_Task to complete_
Read through the records below and copy each line that uses the word "this".

Saved data entries

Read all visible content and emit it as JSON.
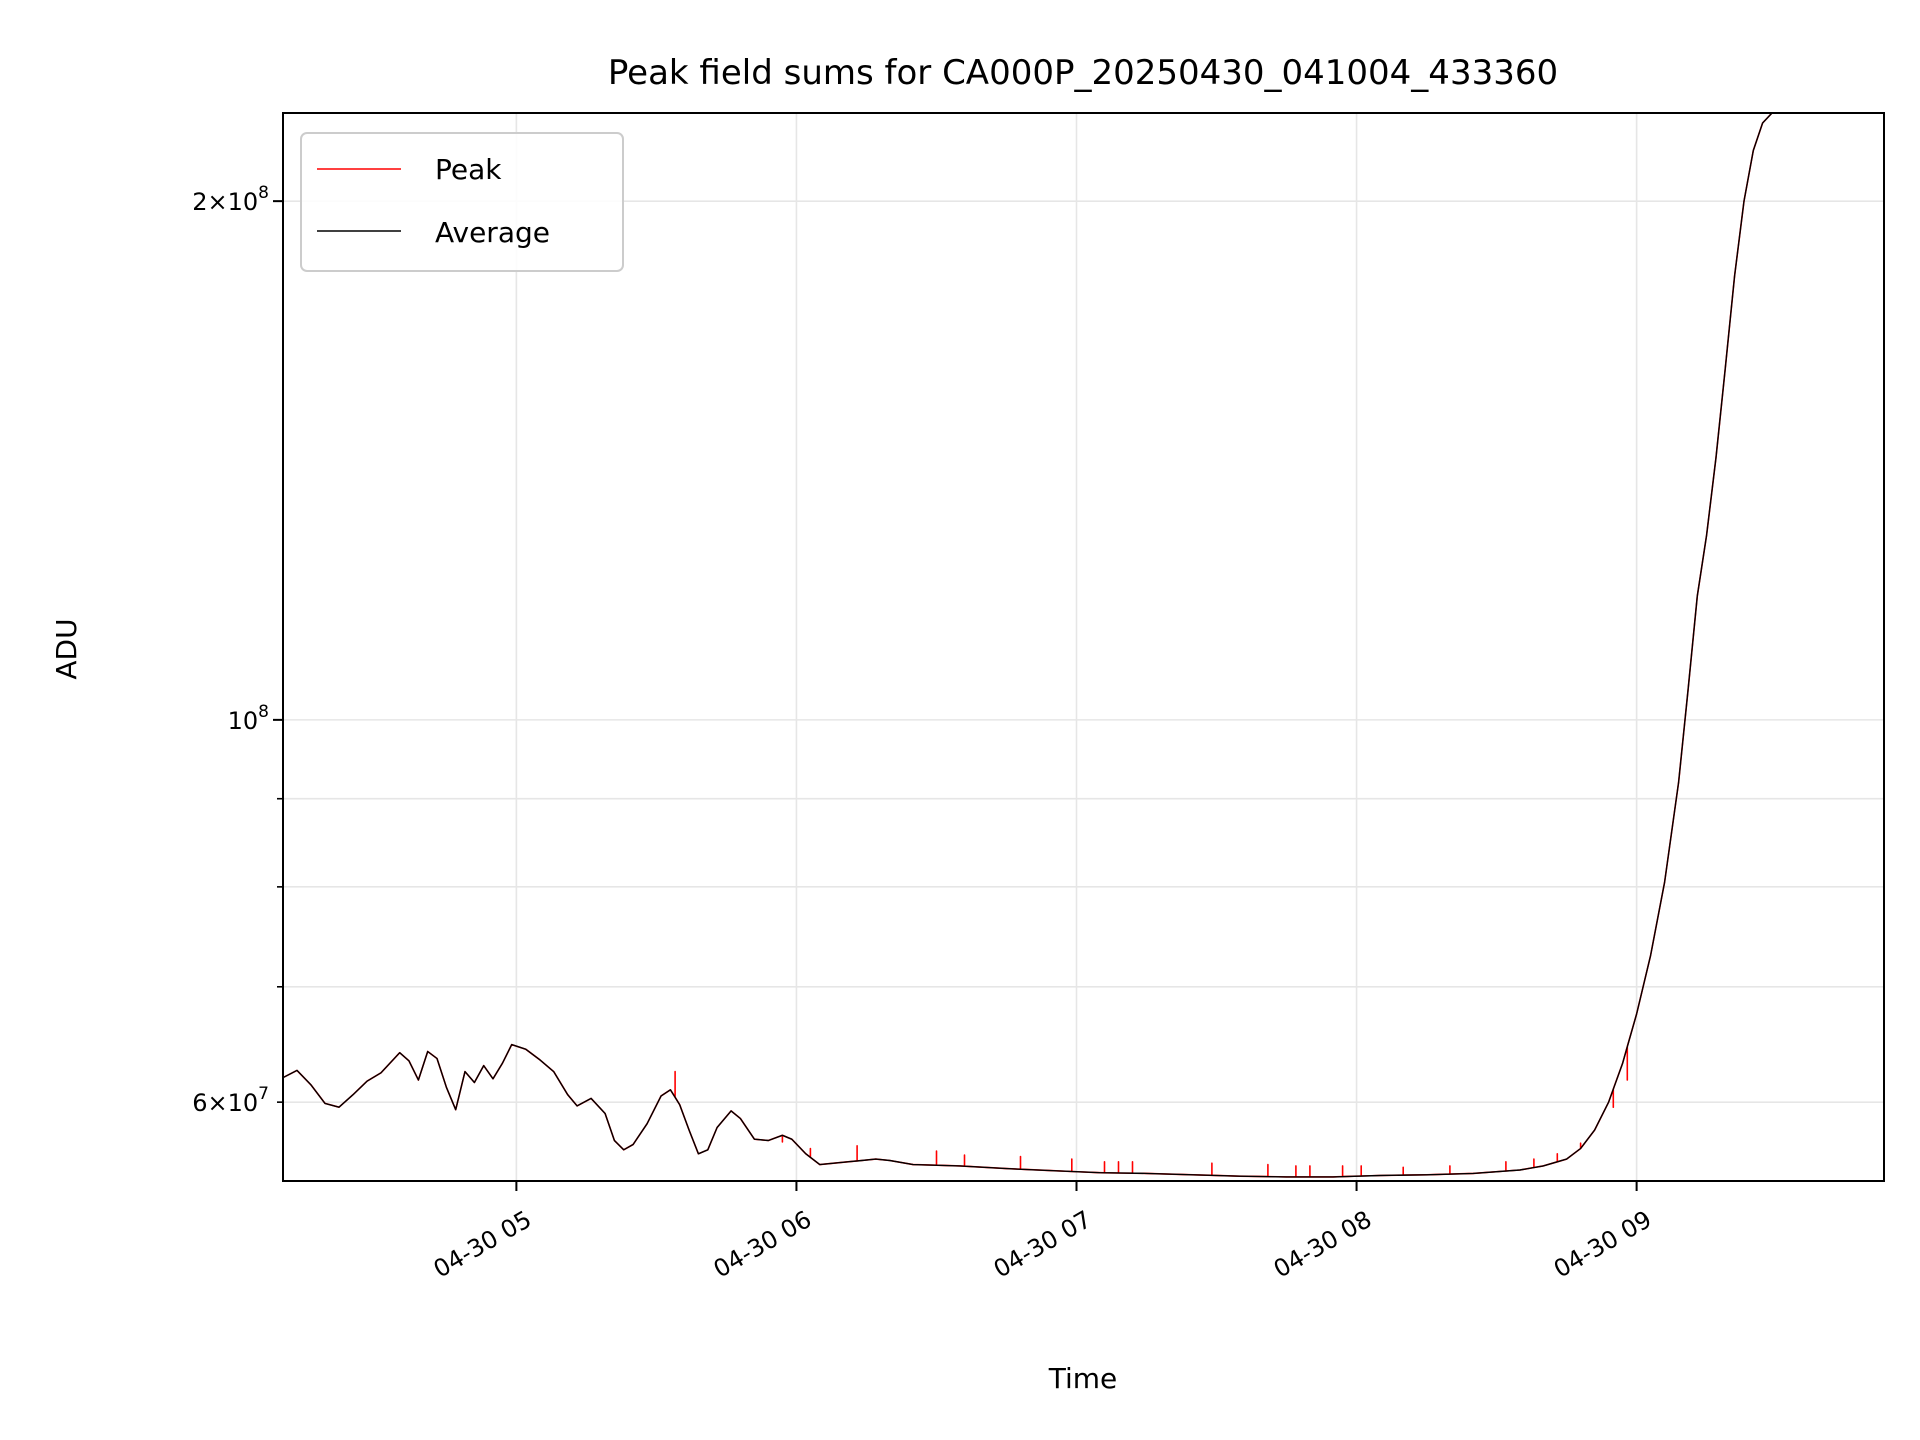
{
  "chart_data": {
    "type": "line",
    "title": "Peak field sums for CA000P_20250430_041004_433360",
    "xlabel": "Time",
    "ylabel": "ADU",
    "y_scale": "log",
    "xlim": [
      "2025-04-30 04:10",
      "2025-04-30 09:53"
    ],
    "ylim": [
      54000000,
      225000000
    ],
    "x_ticks": [
      "04-30 05",
      "04-30 06",
      "04-30 07",
      "04-30 08",
      "04-30 09"
    ],
    "y_major_ticks": [
      {
        "value": 100000000,
        "mant": "",
        "exp": "8"
      },
      {
        "value": 200000000,
        "mant": "2",
        "exp": "8"
      }
    ],
    "y_minor_ticks": [
      60000000,
      70000000,
      80000000,
      90000000
    ],
    "grid": true,
    "legend": {
      "position": "top-left",
      "entries": [
        "Peak",
        "Average"
      ]
    },
    "series": [
      {
        "name": "Average",
        "color": "#000000",
        "points": [
          [
            "04:10",
            62.0
          ],
          [
            "04:13",
            62.6
          ],
          [
            "04:16",
            61.4
          ],
          [
            "04:19",
            59.9
          ],
          [
            "04:22",
            59.6
          ],
          [
            "04:25",
            60.6
          ],
          [
            "04:28",
            61.7
          ],
          [
            "04:31",
            62.4
          ],
          [
            "04:35",
            64.1
          ],
          [
            "04:37",
            63.4
          ],
          [
            "04:39",
            61.8
          ],
          [
            "04:41",
            64.2
          ],
          [
            "04:43",
            63.6
          ],
          [
            "04:45",
            61.2
          ],
          [
            "04:47",
            59.4
          ],
          [
            "04:49",
            62.5
          ],
          [
            "04:51",
            61.6
          ],
          [
            "04:53",
            63.0
          ],
          [
            "04:55",
            61.9
          ],
          [
            "04:57",
            63.2
          ],
          [
            "04:59",
            64.8
          ],
          [
            "05:02",
            64.4
          ],
          [
            "05:05",
            63.5
          ],
          [
            "05:08",
            62.5
          ],
          [
            "05:11",
            60.6
          ],
          [
            "05:13",
            59.7
          ],
          [
            "05:16",
            60.3
          ],
          [
            "05:19",
            59.1
          ],
          [
            "05:21",
            57.0
          ],
          [
            "05:23",
            56.3
          ],
          [
            "05:25",
            56.7
          ],
          [
            "05:28",
            58.3
          ],
          [
            "05:31",
            60.5
          ],
          [
            "05:33",
            61.0
          ],
          [
            "05:35",
            59.8
          ],
          [
            "05:37",
            57.8
          ],
          [
            "05:39",
            56.0
          ],
          [
            "05:41",
            56.3
          ],
          [
            "05:43",
            58.0
          ],
          [
            "05:46",
            59.3
          ],
          [
            "05:48",
            58.7
          ],
          [
            "05:51",
            57.1
          ],
          [
            "05:54",
            57.0
          ],
          [
            "05:57",
            57.4
          ],
          [
            "05:59",
            57.1
          ],
          [
            "06:02",
            56.0
          ],
          [
            "06:05",
            55.2
          ],
          [
            "06:08",
            55.3
          ],
          [
            "06:11",
            55.4
          ],
          [
            "06:14",
            55.5
          ],
          [
            "06:17",
            55.6
          ],
          [
            "06:20",
            55.5
          ],
          [
            "06:25",
            55.2
          ],
          [
            "06:35",
            55.1
          ],
          [
            "06:45",
            54.9
          ],
          [
            "06:55",
            54.75
          ],
          [
            "07:05",
            54.6
          ],
          [
            "07:15",
            54.55
          ],
          [
            "07:25",
            54.45
          ],
          [
            "07:35",
            54.35
          ],
          [
            "07:45",
            54.3
          ],
          [
            "07:55",
            54.3
          ],
          [
            "08:05",
            54.4
          ],
          [
            "08:15",
            54.45
          ],
          [
            "08:25",
            54.55
          ],
          [
            "08:35",
            54.8
          ],
          [
            "08:40",
            55.1
          ],
          [
            "08:45",
            55.6
          ],
          [
            "08:48",
            56.4
          ],
          [
            "08:51",
            57.8
          ],
          [
            "08:54",
            60.0
          ],
          [
            "08:57",
            63.2
          ],
          [
            "09:00",
            67.5
          ],
          [
            "09:03",
            73.0
          ],
          [
            "09:06",
            80.5
          ],
          [
            "09:09",
            92.0
          ],
          [
            "09:11",
            104.0
          ],
          [
            "09:13",
            118.0
          ],
          [
            "09:15",
            128.0
          ],
          [
            "09:17",
            142.0
          ],
          [
            "09:19",
            160.0
          ],
          [
            "09:21",
            181.0
          ],
          [
            "09:23",
            200.0
          ],
          [
            "09:25",
            214.0
          ],
          [
            "09:27",
            222.0
          ],
          [
            "09:29",
            225.0
          ]
        ]
      },
      {
        "name": "Peak",
        "color": "#ff0000",
        "spikes": [
          [
            "05:34",
            62.5
          ],
          [
            "05:57",
            56.9
          ],
          [
            "06:03",
            56.4
          ],
          [
            "06:13",
            56.6
          ],
          [
            "06:30",
            56.2
          ],
          [
            "06:36",
            55.9
          ],
          [
            "06:48",
            55.8
          ],
          [
            "06:59",
            55.6
          ],
          [
            "07:06",
            55.4
          ],
          [
            "07:09",
            55.4
          ],
          [
            "07:12",
            55.4
          ],
          [
            "07:29",
            55.3
          ],
          [
            "07:41",
            55.2
          ],
          [
            "07:47",
            55.1
          ],
          [
            "07:50",
            55.1
          ],
          [
            "07:57",
            55.1
          ],
          [
            "08:01",
            55.1
          ],
          [
            "08:10",
            55.0
          ],
          [
            "08:20",
            55.1
          ],
          [
            "08:32",
            55.4
          ],
          [
            "08:38",
            55.6
          ],
          [
            "08:43",
            56.0
          ],
          [
            "08:48",
            56.8
          ],
          [
            "08:55",
            59.6
          ],
          [
            "08:58",
            61.8
          ]
        ]
      }
    ]
  }
}
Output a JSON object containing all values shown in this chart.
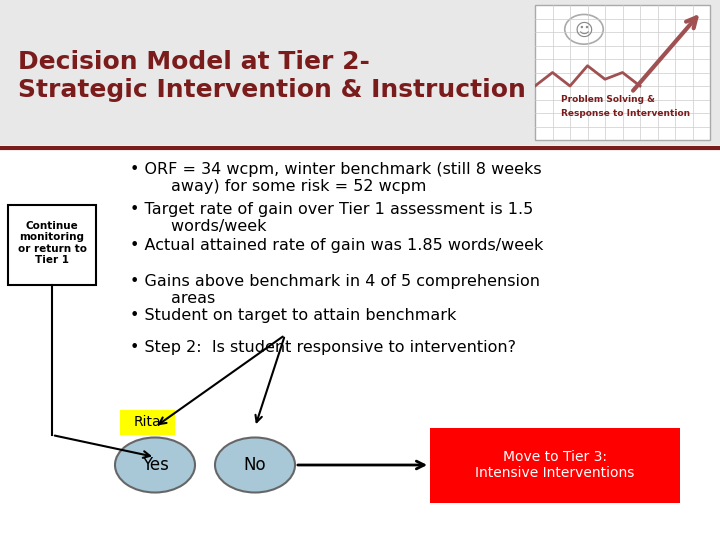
{
  "bg_color": "#f0f0f0",
  "title_line1": "Decision Model at Tier 2-",
  "title_line2": "Strategic Intervention & Instruction",
  "title_color": "#7b1c1c",
  "title_fontsize": 18,
  "separator_color": "#7b1c1c",
  "bullet_points": [
    "ORF = 34 wcpm, winter benchmark (still 8 weeks\n        away) for some risk = 52 wcpm",
    "Target rate of gain over Tier 1 assessment is 1.5\n        words/week",
    "Actual attained rate of gain was 1.85 words/week",
    "Gains above benchmark in 4 of 5 comprehension\n        areas",
    "Student on target to attain benchmark",
    "Step 2:  Is student responsive to intervention?"
  ],
  "bullet_fontsize": 11.5,
  "bullet_color": "#000000",
  "box_label": "Continue\nmonitoring\nor return to\nTier 1",
  "yes_circle_color": "#a8c8d8",
  "no_circle_color": "#a8c8d8",
  "rita_bg": "#ffff00",
  "move_box_color": "#ff0000",
  "move_text": "Move to Tier 3:\nIntensive Interventions",
  "move_text_color": "#ffffff"
}
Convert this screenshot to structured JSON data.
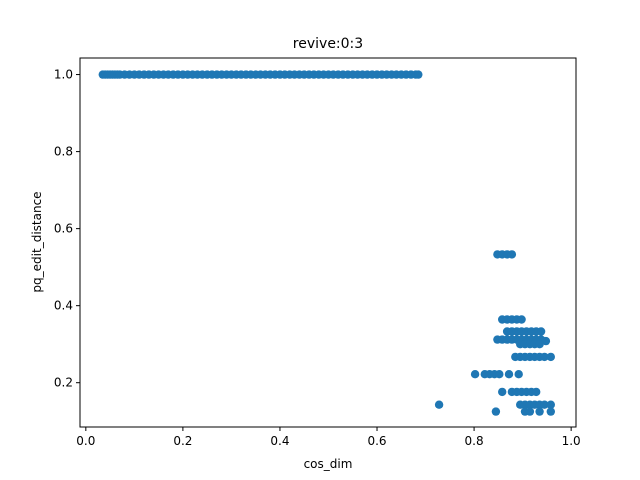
{
  "chart_data": {
    "type": "scatter",
    "title": "revive:0:3",
    "xlabel": "cos_dim",
    "ylabel": "pq_edit_distance",
    "xlim": [
      -0.012,
      1.01
    ],
    "ylim": [
      0.085,
      1.043
    ],
    "xticks": [
      0.0,
      0.2,
      0.4,
      0.6,
      0.8,
      1.0
    ],
    "xtick_labels": [
      "0.0",
      "0.2",
      "0.4",
      "0.6",
      "0.8",
      "1.0"
    ],
    "yticks": [
      0.2,
      0.4,
      0.6,
      0.8,
      1.0
    ],
    "ytick_labels": [
      "0.2",
      "0.4",
      "0.6",
      "0.8",
      "1.0"
    ],
    "grid": false,
    "marker_color": "#1f77b4",
    "series": [
      {
        "x": [
          0.035,
          0.04,
          0.045,
          0.05,
          0.055,
          0.06,
          0.065,
          0.07,
          0.08,
          0.09,
          0.1,
          0.11,
          0.12,
          0.13,
          0.14,
          0.15,
          0.16,
          0.17,
          0.18,
          0.19,
          0.2,
          0.21,
          0.22,
          0.23,
          0.24,
          0.25,
          0.26,
          0.27,
          0.28,
          0.29,
          0.3,
          0.31,
          0.32,
          0.33,
          0.34,
          0.35,
          0.36,
          0.37,
          0.38,
          0.39,
          0.4,
          0.41,
          0.42,
          0.43,
          0.44,
          0.45,
          0.46,
          0.47,
          0.48,
          0.49,
          0.5,
          0.51,
          0.52,
          0.53,
          0.54,
          0.55,
          0.56,
          0.57,
          0.58,
          0.59,
          0.6,
          0.61,
          0.62,
          0.63,
          0.64,
          0.65,
          0.66,
          0.67,
          0.68,
          0.685,
          0.848,
          0.858,
          0.868,
          0.878,
          0.858,
          0.868,
          0.878,
          0.888,
          0.898,
          0.868,
          0.878,
          0.888,
          0.898,
          0.908,
          0.918,
          0.928,
          0.938,
          0.848,
          0.858,
          0.868,
          0.878,
          0.888,
          0.898,
          0.908,
          0.918,
          0.928,
          0.938,
          0.948,
          0.895,
          0.905,
          0.915,
          0.925,
          0.935,
          0.885,
          0.895,
          0.905,
          0.915,
          0.925,
          0.935,
          0.945,
          0.958,
          0.802,
          0.822,
          0.832,
          0.842,
          0.852,
          0.872,
          0.892,
          0.858,
          0.878,
          0.888,
          0.898,
          0.908,
          0.918,
          0.928,
          0.895,
          0.905,
          0.915,
          0.925,
          0.935,
          0.945,
          0.958,
          0.728,
          0.845,
          0.905,
          0.915,
          0.935,
          0.958
        ],
        "y": [
          1,
          1,
          1,
          1,
          1,
          1,
          1,
          1,
          1,
          1,
          1,
          1,
          1,
          1,
          1,
          1,
          1,
          1,
          1,
          1,
          1,
          1,
          1,
          1,
          1,
          1,
          1,
          1,
          1,
          1,
          1,
          1,
          1,
          1,
          1,
          1,
          1,
          1,
          1,
          1,
          1,
          1,
          1,
          1,
          1,
          1,
          1,
          1,
          1,
          1,
          1,
          1,
          1,
          1,
          1,
          1,
          1,
          1,
          1,
          1,
          1,
          1,
          1,
          1,
          1,
          1,
          1,
          1,
          1,
          1,
          0.533,
          0.533,
          0.533,
          0.533,
          0.364,
          0.364,
          0.364,
          0.364,
          0.364,
          0.333,
          0.333,
          0.333,
          0.333,
          0.333,
          0.333,
          0.333,
          0.333,
          0.312,
          0.312,
          0.312,
          0.312,
          0.312,
          0.312,
          0.312,
          0.312,
          0.312,
          0.312,
          0.308,
          0.3,
          0.3,
          0.3,
          0.3,
          0.3,
          0.267,
          0.267,
          0.267,
          0.267,
          0.267,
          0.267,
          0.267,
          0.267,
          0.222,
          0.222,
          0.222,
          0.222,
          0.222,
          0.222,
          0.222,
          0.176,
          0.176,
          0.176,
          0.176,
          0.176,
          0.176,
          0.176,
          0.143,
          0.143,
          0.143,
          0.143,
          0.143,
          0.143,
          0.143,
          0.143,
          0.125,
          0.125,
          0.125,
          0.125,
          0.125
        ]
      }
    ]
  }
}
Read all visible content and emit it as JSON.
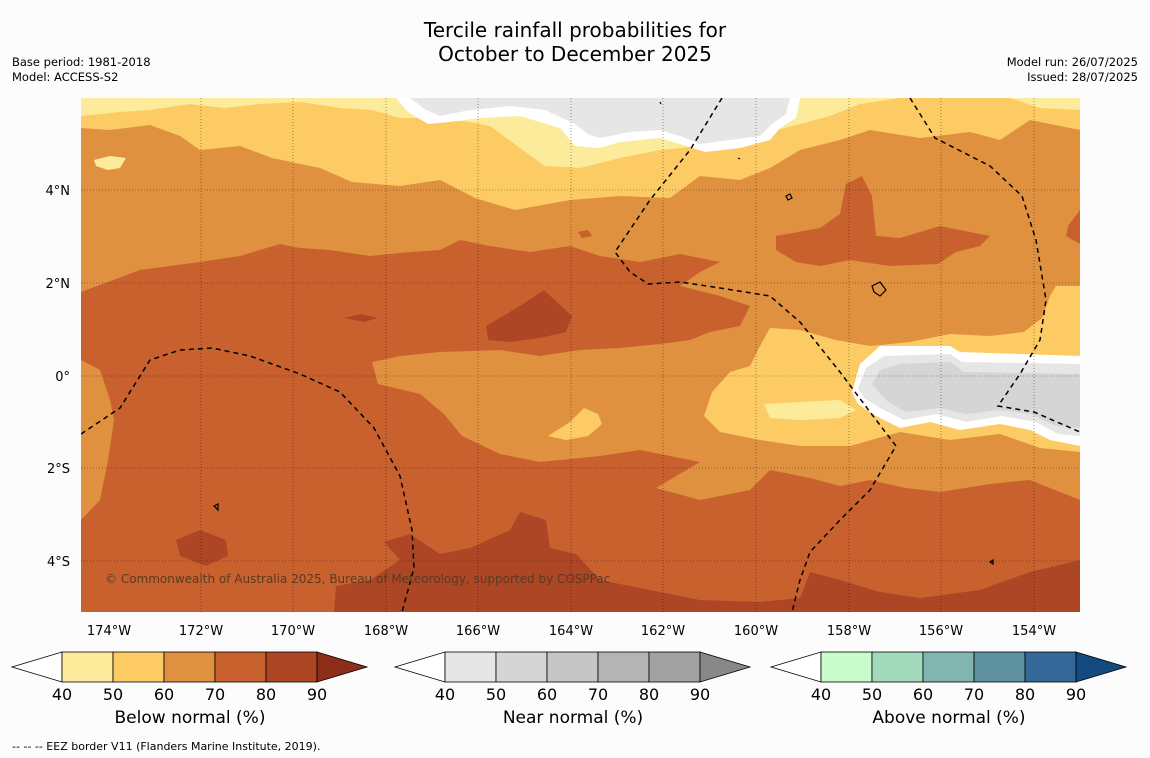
{
  "title": {
    "line1": "Tercile rainfall probabilities for",
    "line2": "October to December 2025"
  },
  "meta_left": {
    "base_period": "Base period: 1981-2018",
    "model": "Model: ACCESS-S2"
  },
  "meta_right": {
    "model_run": "Model run: 26/07/2025",
    "issued": "Issued: 28/07/2025"
  },
  "map": {
    "lon_ticks": [
      "174°W",
      "172°W",
      "170°W",
      "168°W",
      "166°W",
      "164°W",
      "162°W",
      "160°W",
      "158°W",
      "156°W",
      "154°W"
    ],
    "lat_ticks": [
      "4°N",
      "2°N",
      "0°",
      "2°S",
      "4°S"
    ],
    "copyright": "© Commonwealth of Australia 2025, Bureau of Meteorology, supported by COSPPac",
    "colors": {
      "below_40_50": "#fdeb9c",
      "below_50_60": "#fdcb63",
      "below_60_70": "#df9140",
      "below_70_80": "#c9612f",
      "below_80_90": "#ad4625",
      "near_40_50": "#e6e6e6",
      "near_50_60": "#d5d5d5",
      "border": "#000000"
    }
  },
  "colorbars": {
    "tick_labels": [
      "40",
      "50",
      "60",
      "70",
      "80",
      "90"
    ],
    "below": {
      "label": "Below normal (%)",
      "colors": [
        "#fdeb9c",
        "#fdcb63",
        "#df9140",
        "#c9612f",
        "#ad4625",
        "#8e2e1a"
      ]
    },
    "near": {
      "label": "Near normal (%)",
      "colors": [
        "#e6e6e6",
        "#d5d5d5",
        "#c6c6c6",
        "#b4b4b4",
        "#a1a1a1",
        "#888888"
      ]
    },
    "above": {
      "label": "Above normal (%)",
      "colors": [
        "#c9fbcb",
        "#a3d9bd",
        "#80b5b0",
        "#5e92a0",
        "#336899",
        "#134a80"
      ]
    }
  },
  "footer": "-- -- -- EEZ border V11 (Flanders Marine Institute, 2019)."
}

_Written response_
Output a JSON object containing all values shown in this chart.
Convert this screenshot to structured JSON data.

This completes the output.